(begin)

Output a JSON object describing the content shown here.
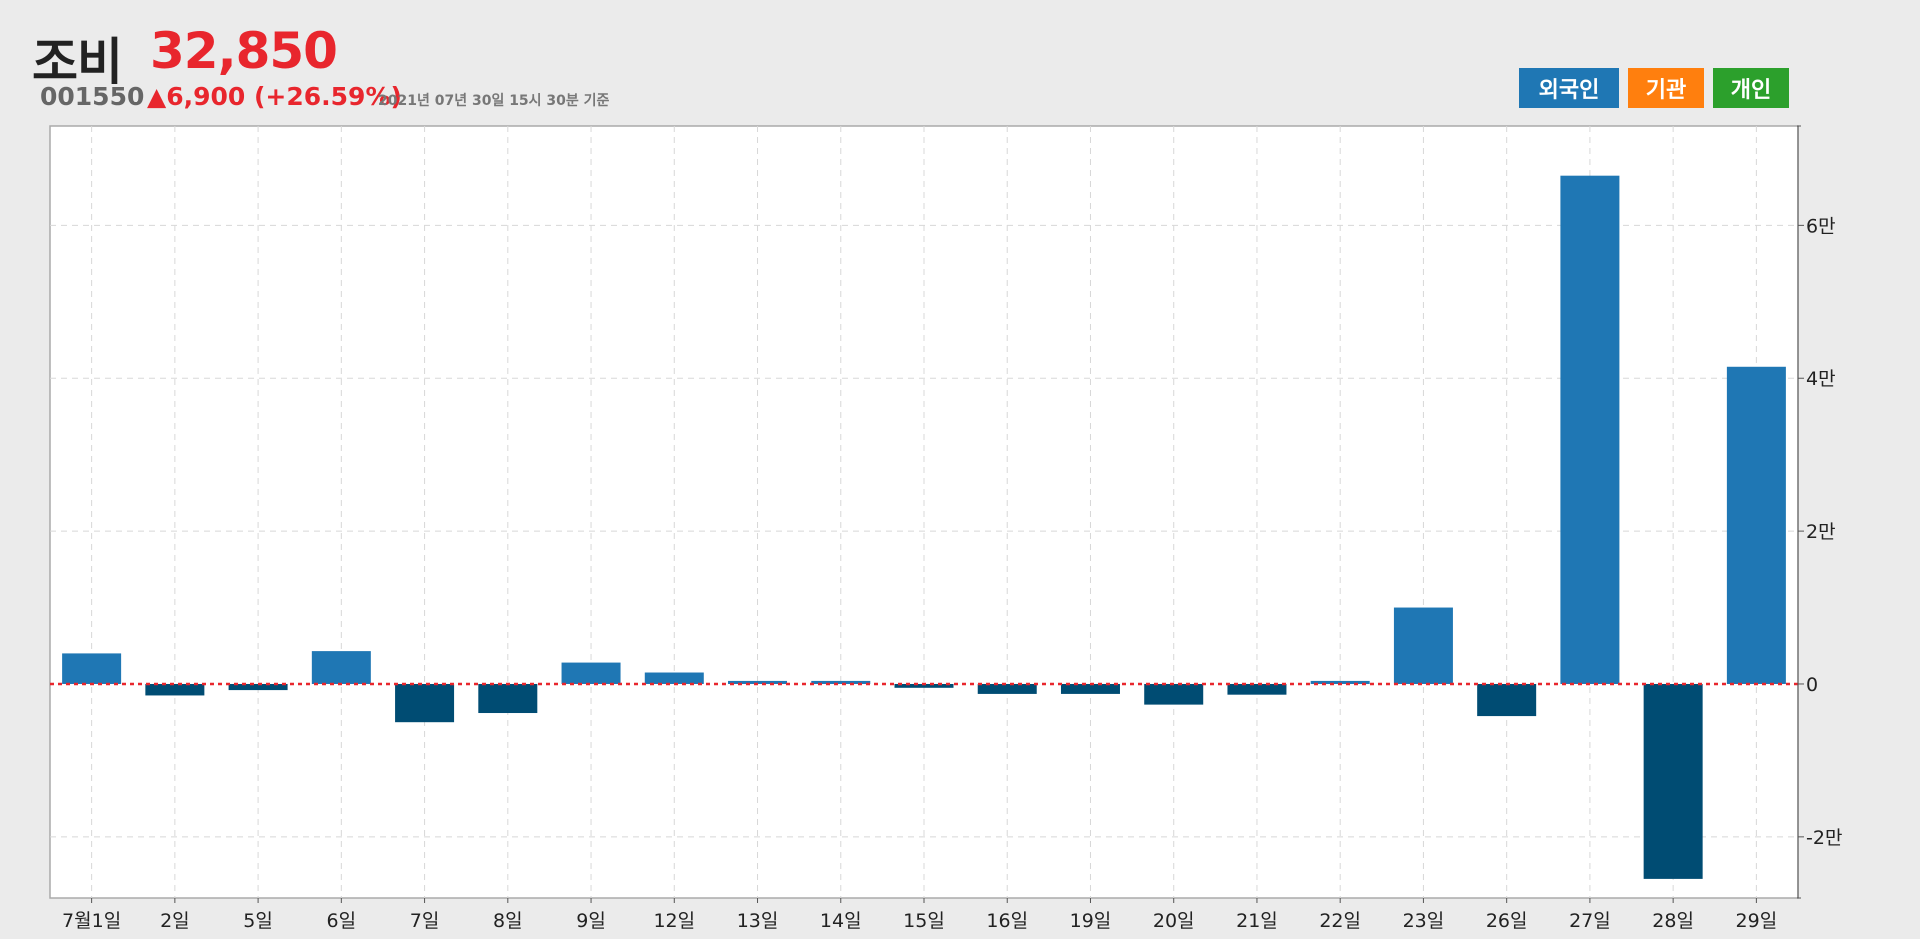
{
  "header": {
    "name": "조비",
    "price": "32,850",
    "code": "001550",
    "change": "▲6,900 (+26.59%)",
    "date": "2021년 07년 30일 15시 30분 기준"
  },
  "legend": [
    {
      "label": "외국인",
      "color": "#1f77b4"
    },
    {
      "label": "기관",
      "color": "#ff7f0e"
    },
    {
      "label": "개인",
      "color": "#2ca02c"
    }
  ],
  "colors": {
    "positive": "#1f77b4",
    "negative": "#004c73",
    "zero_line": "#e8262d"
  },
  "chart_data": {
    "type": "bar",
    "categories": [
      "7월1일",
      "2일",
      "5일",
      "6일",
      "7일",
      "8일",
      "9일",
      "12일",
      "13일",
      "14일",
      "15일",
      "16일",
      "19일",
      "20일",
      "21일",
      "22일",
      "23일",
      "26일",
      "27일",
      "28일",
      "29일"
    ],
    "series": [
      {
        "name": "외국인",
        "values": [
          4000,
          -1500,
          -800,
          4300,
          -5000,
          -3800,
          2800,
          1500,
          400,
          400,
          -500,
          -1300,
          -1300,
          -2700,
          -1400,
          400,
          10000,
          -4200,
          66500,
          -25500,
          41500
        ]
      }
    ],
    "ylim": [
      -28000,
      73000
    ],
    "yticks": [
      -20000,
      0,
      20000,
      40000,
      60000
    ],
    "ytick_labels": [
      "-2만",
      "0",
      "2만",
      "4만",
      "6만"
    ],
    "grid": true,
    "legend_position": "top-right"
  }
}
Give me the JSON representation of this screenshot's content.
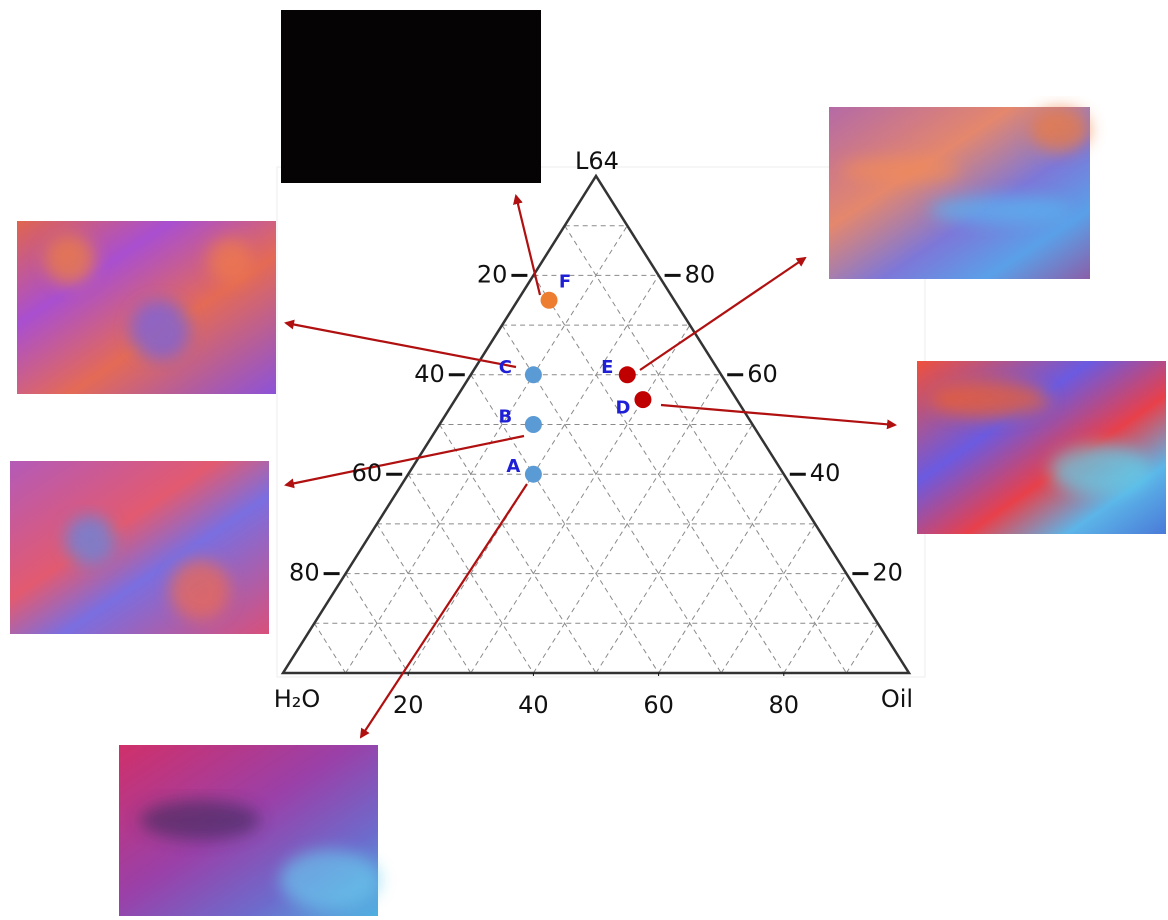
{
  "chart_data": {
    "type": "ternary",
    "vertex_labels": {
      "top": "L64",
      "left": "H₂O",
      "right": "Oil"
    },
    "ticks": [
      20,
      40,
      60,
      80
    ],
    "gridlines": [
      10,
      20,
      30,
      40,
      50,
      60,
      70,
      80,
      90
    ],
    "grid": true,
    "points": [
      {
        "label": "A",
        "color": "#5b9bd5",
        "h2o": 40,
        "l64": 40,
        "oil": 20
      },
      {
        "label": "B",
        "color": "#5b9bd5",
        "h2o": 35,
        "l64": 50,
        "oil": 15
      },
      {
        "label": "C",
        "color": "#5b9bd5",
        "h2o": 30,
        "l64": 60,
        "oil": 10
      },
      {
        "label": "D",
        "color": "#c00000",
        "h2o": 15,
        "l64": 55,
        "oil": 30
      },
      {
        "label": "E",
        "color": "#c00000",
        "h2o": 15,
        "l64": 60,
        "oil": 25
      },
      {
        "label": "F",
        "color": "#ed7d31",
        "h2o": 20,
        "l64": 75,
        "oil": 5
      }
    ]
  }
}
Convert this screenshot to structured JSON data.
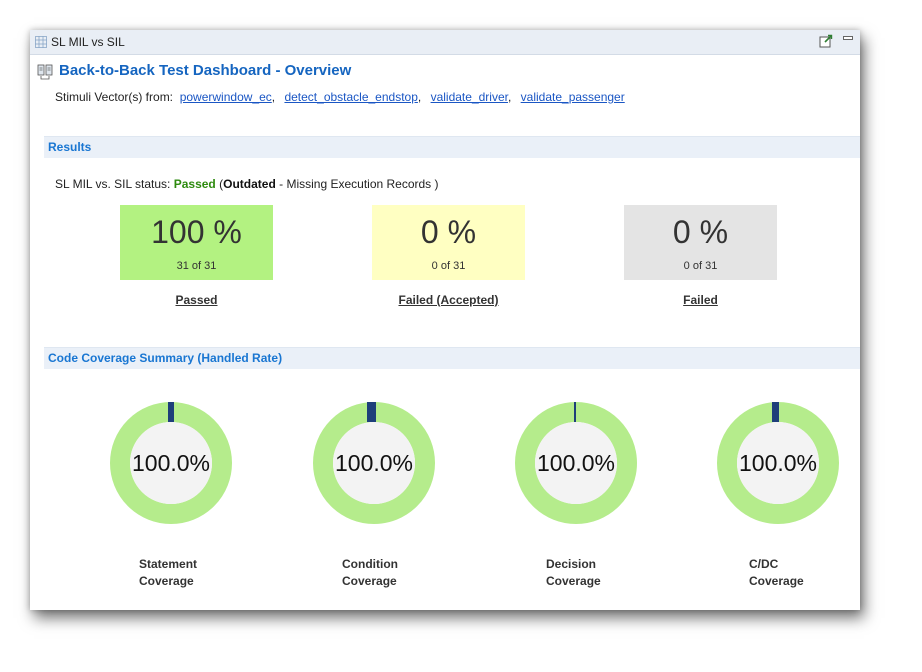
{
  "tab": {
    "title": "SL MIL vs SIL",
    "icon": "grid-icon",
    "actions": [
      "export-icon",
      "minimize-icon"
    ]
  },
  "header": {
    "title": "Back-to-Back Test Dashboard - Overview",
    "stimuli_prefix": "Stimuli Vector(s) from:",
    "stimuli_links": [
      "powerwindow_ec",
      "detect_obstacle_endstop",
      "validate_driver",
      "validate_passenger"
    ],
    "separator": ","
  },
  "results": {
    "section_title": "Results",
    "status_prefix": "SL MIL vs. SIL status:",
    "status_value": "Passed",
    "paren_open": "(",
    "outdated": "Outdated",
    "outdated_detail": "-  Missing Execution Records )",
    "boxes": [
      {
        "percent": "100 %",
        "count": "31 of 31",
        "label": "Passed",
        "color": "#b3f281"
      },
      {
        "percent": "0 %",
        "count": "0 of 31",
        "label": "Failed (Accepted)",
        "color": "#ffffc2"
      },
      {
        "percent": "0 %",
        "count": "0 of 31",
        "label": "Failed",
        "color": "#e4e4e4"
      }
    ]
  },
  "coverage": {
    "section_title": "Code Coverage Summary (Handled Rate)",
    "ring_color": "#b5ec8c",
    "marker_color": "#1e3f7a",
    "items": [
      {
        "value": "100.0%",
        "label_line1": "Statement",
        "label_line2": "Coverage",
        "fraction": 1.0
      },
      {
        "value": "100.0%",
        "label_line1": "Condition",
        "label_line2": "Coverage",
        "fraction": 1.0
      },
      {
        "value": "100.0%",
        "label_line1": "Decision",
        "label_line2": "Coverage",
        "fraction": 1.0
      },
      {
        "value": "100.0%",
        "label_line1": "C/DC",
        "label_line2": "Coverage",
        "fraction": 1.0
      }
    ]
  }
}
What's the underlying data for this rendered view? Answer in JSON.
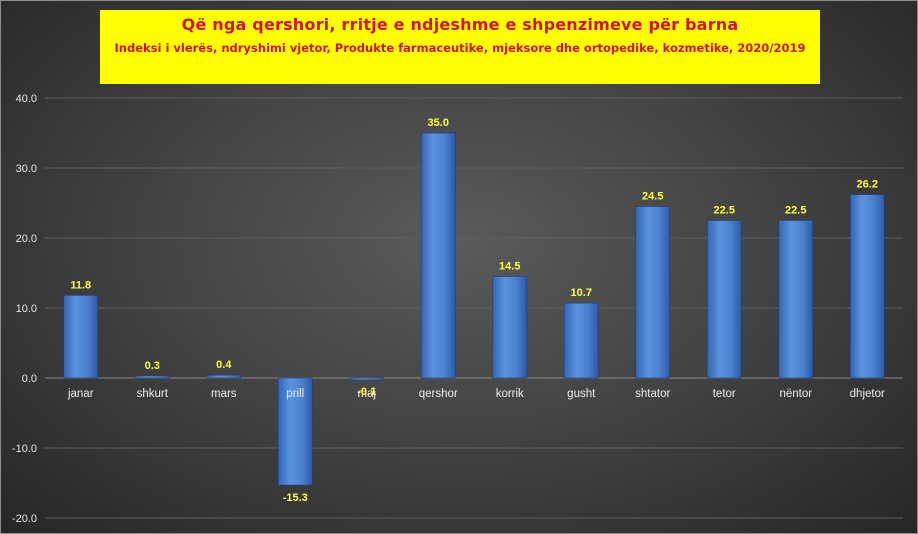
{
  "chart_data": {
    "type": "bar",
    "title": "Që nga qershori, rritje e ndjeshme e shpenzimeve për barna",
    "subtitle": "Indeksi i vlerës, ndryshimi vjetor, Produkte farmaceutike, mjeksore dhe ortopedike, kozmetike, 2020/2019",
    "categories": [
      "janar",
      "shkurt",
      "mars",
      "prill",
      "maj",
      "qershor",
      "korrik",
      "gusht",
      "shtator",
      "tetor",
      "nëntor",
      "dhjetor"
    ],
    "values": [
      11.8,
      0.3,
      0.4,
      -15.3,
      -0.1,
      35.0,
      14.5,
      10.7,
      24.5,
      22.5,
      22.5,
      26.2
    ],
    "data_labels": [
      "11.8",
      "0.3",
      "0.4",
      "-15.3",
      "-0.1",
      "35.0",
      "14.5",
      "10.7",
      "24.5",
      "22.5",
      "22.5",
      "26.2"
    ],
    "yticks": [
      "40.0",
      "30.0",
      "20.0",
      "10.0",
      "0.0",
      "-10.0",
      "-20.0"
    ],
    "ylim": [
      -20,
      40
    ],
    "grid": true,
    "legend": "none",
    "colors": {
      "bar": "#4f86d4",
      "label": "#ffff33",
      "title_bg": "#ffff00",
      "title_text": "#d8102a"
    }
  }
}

(end)

What is needed>
From the data above, work out how many lines contain the string "content" and reply with only the number.

Task answer>
2